Work instructions: Print every record below exactly as written.

━━━━━ Given records ━━━━━

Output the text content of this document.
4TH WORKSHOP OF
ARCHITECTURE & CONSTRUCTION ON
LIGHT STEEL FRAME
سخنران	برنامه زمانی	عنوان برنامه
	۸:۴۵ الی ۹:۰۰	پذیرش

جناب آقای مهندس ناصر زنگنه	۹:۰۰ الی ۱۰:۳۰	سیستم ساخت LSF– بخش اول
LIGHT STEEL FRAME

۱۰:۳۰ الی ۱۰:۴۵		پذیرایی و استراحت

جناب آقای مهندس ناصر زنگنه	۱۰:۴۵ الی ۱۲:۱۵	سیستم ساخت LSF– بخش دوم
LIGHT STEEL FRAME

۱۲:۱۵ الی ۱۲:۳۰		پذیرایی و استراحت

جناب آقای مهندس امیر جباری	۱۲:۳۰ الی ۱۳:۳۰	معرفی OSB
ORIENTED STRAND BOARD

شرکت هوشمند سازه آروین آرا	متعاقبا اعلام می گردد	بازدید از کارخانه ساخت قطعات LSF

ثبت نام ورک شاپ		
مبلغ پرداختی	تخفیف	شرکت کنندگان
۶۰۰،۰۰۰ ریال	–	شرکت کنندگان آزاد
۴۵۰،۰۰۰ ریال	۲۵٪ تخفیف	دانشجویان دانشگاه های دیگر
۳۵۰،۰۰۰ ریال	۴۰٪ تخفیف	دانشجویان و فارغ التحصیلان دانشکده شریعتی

━━━━━

Solved problem:
Output the text content of this document.
4TH WORKSHOP OF
ARCHITECTURE & CONSTRUCTION ON
LIGHT STEEL FRAME
سخنران	برنامه زمانی	عنوان برنامه
	۸:۴۵ الی ۹:۰۰	پذیرش

جناب آقای مهندس ناصر زنگنه	۹:۰۰ الی ۱۰:۳۰	سیستم ساخت LSF– بخش اول
LIGHT STEEL FRAME

۱۰:۳۰ الی ۱۰:۴۵		پذیرایی و استراحت

جناب آقای مهندس ناصر زنگنه	۱۰:۴۵ الی ۱۲:۱۵	سیستم ساخت LSF– بخش دوم
LIGHT STEEL FRAME

۱۲:۱۵ الی ۱۲:۳۰		پذیرایی و استراحت

جناب آقای مهندس امیر جباری	۱۲:۳۰ الی ۱۳:۳۰	معرفی OSB
ORIENTED STRAND BOARD

شرکت هوشمند سازه آروین آرا	متعاقبا اعلام می گردد	بازدید از کارخانه ساخت قطعات LSF

ثبت نام ورک شاپ		
مبلغ پرداختی	تخفیف	شرکت کنندگان
۶۰۰،۰۰۰ ریال	–	شرکت کنندگان آزاد
۴۵۰،۰۰۰ ریال	۲۵٪ تخفیف	دانشجویان دانشگاه های دیگر
۳۵۰،۰۰۰ ریال	۴۰٪ تخفیف	دانشجویان و فارغ التحصیلان دانشکده شریعتی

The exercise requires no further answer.